SUPPLIED INFORMATION
• • • •
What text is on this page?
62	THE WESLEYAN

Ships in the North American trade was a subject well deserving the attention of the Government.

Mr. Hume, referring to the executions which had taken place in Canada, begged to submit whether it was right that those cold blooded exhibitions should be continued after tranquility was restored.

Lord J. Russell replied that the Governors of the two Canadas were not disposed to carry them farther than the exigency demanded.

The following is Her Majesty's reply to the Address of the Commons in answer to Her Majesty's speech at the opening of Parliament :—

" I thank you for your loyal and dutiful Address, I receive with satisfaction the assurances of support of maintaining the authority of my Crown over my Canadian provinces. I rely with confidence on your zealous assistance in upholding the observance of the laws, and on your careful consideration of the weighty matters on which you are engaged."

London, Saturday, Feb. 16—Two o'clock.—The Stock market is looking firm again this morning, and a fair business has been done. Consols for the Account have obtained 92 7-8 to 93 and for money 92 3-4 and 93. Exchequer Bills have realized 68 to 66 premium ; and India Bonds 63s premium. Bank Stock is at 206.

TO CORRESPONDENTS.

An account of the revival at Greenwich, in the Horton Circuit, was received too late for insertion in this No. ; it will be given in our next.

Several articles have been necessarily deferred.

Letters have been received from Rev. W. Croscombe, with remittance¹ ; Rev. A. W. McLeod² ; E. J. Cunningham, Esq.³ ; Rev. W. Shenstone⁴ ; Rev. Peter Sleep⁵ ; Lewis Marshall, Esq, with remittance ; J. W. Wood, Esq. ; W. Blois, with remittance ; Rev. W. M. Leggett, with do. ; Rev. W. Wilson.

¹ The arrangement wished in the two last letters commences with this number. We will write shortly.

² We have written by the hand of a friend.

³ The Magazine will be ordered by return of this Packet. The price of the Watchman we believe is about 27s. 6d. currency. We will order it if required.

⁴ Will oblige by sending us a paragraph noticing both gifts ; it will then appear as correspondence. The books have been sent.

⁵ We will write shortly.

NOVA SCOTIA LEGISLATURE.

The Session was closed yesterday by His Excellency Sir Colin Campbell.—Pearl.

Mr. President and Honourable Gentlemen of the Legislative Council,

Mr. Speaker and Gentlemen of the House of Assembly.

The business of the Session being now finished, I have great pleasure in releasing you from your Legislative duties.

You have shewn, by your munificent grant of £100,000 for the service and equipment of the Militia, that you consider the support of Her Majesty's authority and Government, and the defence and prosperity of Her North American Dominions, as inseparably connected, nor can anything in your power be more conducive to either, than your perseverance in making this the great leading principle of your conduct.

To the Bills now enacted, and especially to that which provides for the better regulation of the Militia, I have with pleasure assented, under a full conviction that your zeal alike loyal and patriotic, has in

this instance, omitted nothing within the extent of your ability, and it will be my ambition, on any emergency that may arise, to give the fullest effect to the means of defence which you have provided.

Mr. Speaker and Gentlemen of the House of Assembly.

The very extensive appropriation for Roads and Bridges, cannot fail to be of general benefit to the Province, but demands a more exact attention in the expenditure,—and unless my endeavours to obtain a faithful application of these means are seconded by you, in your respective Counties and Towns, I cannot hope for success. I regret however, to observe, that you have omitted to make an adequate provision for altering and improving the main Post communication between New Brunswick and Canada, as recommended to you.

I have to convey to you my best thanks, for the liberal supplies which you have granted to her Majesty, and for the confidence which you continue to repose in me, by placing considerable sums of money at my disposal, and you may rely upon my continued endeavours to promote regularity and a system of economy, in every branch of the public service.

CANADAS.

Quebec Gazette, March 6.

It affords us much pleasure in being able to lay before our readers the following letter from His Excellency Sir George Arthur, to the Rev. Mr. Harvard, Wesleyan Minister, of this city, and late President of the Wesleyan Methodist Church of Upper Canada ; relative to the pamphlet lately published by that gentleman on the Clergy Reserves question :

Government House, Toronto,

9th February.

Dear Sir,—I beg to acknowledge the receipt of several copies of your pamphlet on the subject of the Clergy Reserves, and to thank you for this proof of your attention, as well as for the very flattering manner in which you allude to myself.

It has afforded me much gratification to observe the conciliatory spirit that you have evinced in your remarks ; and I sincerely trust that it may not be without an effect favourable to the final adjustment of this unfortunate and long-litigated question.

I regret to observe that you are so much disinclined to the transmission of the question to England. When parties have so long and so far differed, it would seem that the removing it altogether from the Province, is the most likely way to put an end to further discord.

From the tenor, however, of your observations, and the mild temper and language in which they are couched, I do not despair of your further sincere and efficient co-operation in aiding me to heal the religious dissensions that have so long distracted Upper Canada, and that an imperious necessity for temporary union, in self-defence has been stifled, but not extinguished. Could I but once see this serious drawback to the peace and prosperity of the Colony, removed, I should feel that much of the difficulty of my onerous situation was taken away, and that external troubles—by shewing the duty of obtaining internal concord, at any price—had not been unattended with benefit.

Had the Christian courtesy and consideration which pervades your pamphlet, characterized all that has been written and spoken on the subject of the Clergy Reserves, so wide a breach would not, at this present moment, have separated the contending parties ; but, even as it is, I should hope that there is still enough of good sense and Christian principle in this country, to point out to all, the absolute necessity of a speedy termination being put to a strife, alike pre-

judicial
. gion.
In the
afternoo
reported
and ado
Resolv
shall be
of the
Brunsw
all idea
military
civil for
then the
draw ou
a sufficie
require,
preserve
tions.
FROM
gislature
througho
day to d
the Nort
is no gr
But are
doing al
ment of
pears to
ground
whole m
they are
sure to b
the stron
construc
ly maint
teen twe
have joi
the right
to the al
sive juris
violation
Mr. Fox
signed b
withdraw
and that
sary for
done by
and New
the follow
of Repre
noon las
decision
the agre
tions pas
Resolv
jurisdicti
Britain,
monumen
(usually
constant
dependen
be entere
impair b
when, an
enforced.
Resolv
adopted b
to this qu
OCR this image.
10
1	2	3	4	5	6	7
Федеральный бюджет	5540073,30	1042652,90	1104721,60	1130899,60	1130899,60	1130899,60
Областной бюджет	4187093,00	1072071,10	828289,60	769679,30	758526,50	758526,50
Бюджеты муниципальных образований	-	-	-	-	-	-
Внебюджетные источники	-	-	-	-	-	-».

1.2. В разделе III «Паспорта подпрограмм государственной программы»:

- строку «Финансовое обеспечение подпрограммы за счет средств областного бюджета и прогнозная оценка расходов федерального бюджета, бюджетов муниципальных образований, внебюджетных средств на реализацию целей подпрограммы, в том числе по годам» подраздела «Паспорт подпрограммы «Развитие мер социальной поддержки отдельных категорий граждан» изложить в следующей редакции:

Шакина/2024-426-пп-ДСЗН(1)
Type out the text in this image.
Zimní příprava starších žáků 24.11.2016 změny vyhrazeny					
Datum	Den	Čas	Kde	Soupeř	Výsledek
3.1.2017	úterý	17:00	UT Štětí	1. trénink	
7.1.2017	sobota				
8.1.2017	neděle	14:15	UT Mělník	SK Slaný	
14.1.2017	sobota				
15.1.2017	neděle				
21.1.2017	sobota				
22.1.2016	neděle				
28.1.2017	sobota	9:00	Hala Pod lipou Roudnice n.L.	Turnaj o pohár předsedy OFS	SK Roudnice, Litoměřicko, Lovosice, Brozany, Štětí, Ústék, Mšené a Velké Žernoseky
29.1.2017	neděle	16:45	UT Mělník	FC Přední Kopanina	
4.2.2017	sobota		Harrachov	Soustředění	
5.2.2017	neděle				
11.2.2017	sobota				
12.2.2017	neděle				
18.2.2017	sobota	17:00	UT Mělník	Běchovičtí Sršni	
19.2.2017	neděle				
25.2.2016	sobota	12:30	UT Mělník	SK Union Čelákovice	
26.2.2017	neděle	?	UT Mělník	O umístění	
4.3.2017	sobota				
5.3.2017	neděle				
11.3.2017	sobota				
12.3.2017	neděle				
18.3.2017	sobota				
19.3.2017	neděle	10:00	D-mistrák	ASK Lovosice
• • • •
GIVEN REQUEST
From the records above, please extract every line and repeat it exactly.

TASK SOLUTION
What text is on this page?
62	THE WESLEYAN

Ships in the North American trade was a subject well deserving the attention of the Government.

Mr. Hume, referring to the executions which had taken place in Canada, begged to submit whether it was right that those cold blooded exhibitions should be continued after tranquility was restored.

Lord J. Russell replied that the Governors of the two Canadas were not disposed to carry them farther than the exigency demanded.

The following is Her Majesty's reply to the Address of the Commons in answer to Her Majesty's speech at the opening of Parliament :—

" I thank you for your loyal and dutiful Address, I receive with satisfaction the assurances of support of maintaining the authority of my Crown over my Canadian provinces. I rely with confidence on your zealous assistance in upholding the observance of the laws, and on your careful consideration of the weighty matters on which you are engaged."

London, Saturday, Feb. 16—Two o'clock.—The Stock market is looking firm again this morning, and a fair business has been done. Consols for the Account have obtained 92 7-8 to 93 and for money 92 3-4 and 93. Exchequer Bills have realized 68 to 66 premium ; and India Bonds 63s premium. Bank Stock is at 206.

TO CORRESPONDENTS.

An account of the revival at Greenwich, in the Horton Circuit, was received too late for insertion in this No. ; it will be given in our next.

Several articles have been necessarily deferred.

Letters have been received from Rev. W. Croscombe, with remittance¹ ; Rev. A. W. McLeod² ; E. J. Cunningham, Esq.³ ; Rev. W. Shenstone⁴ ; Rev. Peter Sleep⁵ ; Lewis Marshall, Esq, with remittance ; J. W. Wood, Esq. ; W. Blois, with remittance ; Rev. W. M. Leggett, with do. ; Rev. W. Wilson.

¹ The arrangement wished in the two last letters commences with this number. We will write shortly.

² We have written by the hand of a friend.

³ The Magazine will be ordered by return of this Packet. The price of the Watchman we believe is about 27s. 6d. currency. We will order it if required.

⁴ Will oblige by sending us a paragraph noticing both gifts ; it will then appear as correspondence. The books have been sent.

⁵ We will write shortly.

NOVA SCOTIA LEGISLATURE.

The Session was closed yesterday by His Excellency Sir Colin Campbell.—Pearl.

Mr. President and Honourable Gentlemen of the Legislative Council,

Mr. Speaker and Gentlemen of the House of Assembly.

The business of the Session being now finished, I have great pleasure in releasing you from your Legislative duties.

You have shewn, by your munificent grant of £100,000 for the service and equipment of the Militia, that you consider the support of Her Majesty's authority and Government, and the defence and prosperity of Her North American Dominions, as inseparably connected, nor can anything in your power be more conducive to either, than your perseverance in making this the great leading principle of your conduct.

To the Bills now enacted, and especially to that which provides for the better regulation of the Militia, I have with pleasure assented, under a full conviction that your zeal alike loyal and patriotic, has in

this instance, omitted nothing within the extent of your ability, and it will be my ambition, on any emergency that may arise, to give the fullest effect to the means of defence which you have provided.

Mr. Speaker and Gentlemen of the House of Assembly.

The very extensive appropriation for Roads and Bridges, cannot fail to be of general benefit to the Province, but demands a more exact attention in the expenditure,—and unless my endeavours to obtain a faithful application of these means are seconded by you, in your respective Counties and Towns, I cannot hope for success. I regret however, to observe, that you have omitted to make an adequate provision for altering and improving the main Post communication between New Brunswick and Canada, as recommended to you.

I have to convey to you my best thanks, for the liberal supplies which you have granted to her Majesty, and for the confidence which you continue to repose in me, by placing considerable sums of money at my disposal, and you may rely upon my continued endeavours to promote regularity and a system of economy, in every branch of the public service.

CANADAS.

Quebec Gazette, March 6.

It affords us much pleasure in being able to lay before our readers the following letter from His Excellency Sir George Arthur, to the Rev. Mr. Harvard, Wesleyan Minister, of this city, and late President of the Wesleyan Methodist Church of Upper Canada ; relative to the pamphlet lately published by that gentleman on the Clergy Reserves question :

Government House, Toronto,

9th February.

Dear Sir,—I beg to acknowledge the receipt of several copies of your pamphlet on the subject of the Clergy Reserves, and to thank you for this proof of your attention, as well as for the very flattering manner in which you allude to myself.

It has afforded me much gratification to observe the conciliatory spirit that you have evinced in your remarks ; and I sincerely trust that it may not be without an effect favourable to the final adjustment of this unfortunate and long-litigated question.

I regret to observe that you are so much disinclined to the transmission of the question to England. When parties have so long and so far differed, it would seem that the removing it altogether from the Province, is the most likely way to put an end to further discord.

From the tenor, however, of your observations, and the mild temper and language in which they are couched, I do not despair of your further sincere and efficient co-operation in aiding me to heal the religious dissensions that have so long distracted Upper Canada, and that an imperious necessity for temporary union, in self-defence has been stifled, but not extinguished. Could I but once see this serious drawback to the peace and prosperity of the Colony, removed, I should feel that much of the difficulty of my onerous situation was taken away, and that external troubles—by shewing the duty of obtaining internal concord, at any price—had not been unattended with benefit.

Had the Christian courtesy and consideration which pervades your pamphlet, characterized all that has been written and spoken on the subject of the Clergy Reserves, so wide a breach would not, at this present moment, have separated the contending parties ; but, even as it is, I should hope that there is still enough of good sense and Christian principle in this country, to point out to all, the absolute necessity of a speedy termination being put to a strife, alike pre-

judicial
. gion.
In the
afternoo
reported
and ado
Resolv
shall be
of the
Brunsw
all idea
military
civil for
then the
draw ou
a sufficie
require,
preserve
tions.
FROM
gislature
througho
day to d
the Nort
is no gr
But are
doing al
ment of
pears to
ground
whole m
they are
sure to b
the stron
construc
ly maint
teen twe
have joi
the right
to the al
sive juris
violation
Mr. Fox
signed b
withdraw
and that
sary for
done by
and New
the follow
of Repre
noon las
decision
the agre
tions pas
Resolv
jurisdicti
Britain,
monumen
(usually
constant
dependen
be entere
impair b
when, an
enforced.
Resolv
adopted b
to this qu
OCR this image.
10
1	2	3	4	5	6	7
Федеральный бюджет	5540073,30	1042652,90	1104721,60	1130899,60	1130899,60	1130899,60
Областной бюджет	4187093,00	1072071,10	828289,60	769679,30	758526,50	758526,50
Бюджеты муниципальных образований	-	-	-	-	-	-
Внебюджетные источники	-	-	-	-	-	-».

1.2. В разделе III «Паспорта подпрограмм государственной программы»:

- строку «Финансовое обеспечение подпрограммы за счет средств областного бюджета и прогнозная оценка расходов федерального бюджета, бюджетов муниципальных образований, внебюджетных средств на реализацию целей подпрограммы, в том числе по годам» подраздела «Паспорт подпрограммы «Развитие мер социальной поддержки отдельных категорий граждан» изложить в следующей редакции:

Шакина/2024-426-пп-ДСЗН(1)
Type out the text in this image.
Zimní příprava starších žáků 24.11.2016 změny vyhrazeny					
Datum	Den	Čas	Kde	Soupeř	Výsledek
3.1.2017	úterý	17:00	UT Štětí	1. trénink	
7.1.2017	sobota				
8.1.2017	neděle	14:15	UT Mělník	SK Slaný	
14.1.2017	sobota				
15.1.2017	neděle				
21.1.2017	sobota				
22.1.2016	neděle				
28.1.2017	sobota	9:00	Hala Pod lipou Roudnice n.L.	Turnaj o pohár předsedy OFS	SK Roudnice, Litoměřicko, Lovosice, Brozany, Štětí, Ústék, Mšené a Velké Žernoseky
29.1.2017	neděle	16:45	UT Mělník	FC Přední Kopanina	
4.2.2017	sobota		Harrachov	Soustředění	
5.2.2017	neděle				
11.2.2017	sobota				
12.2.2017	neděle				
18.2.2017	sobota	17:00	UT Mělník	Běchovičtí Sršni	
19.2.2017	neděle				
25.2.2016	sobota	12:30	UT Mělník	SK Union Čelákovice	
26.2.2017	neděle	?	UT Mělník	O umístění	
4.3.2017	sobota				
5.3.2017	neděle				
11.3.2017	sobota				
12.3.2017	neděle				
18.3.2017	sobota				
19.3.2017	neděle	10:00	D-mistrák	ASK Lovosice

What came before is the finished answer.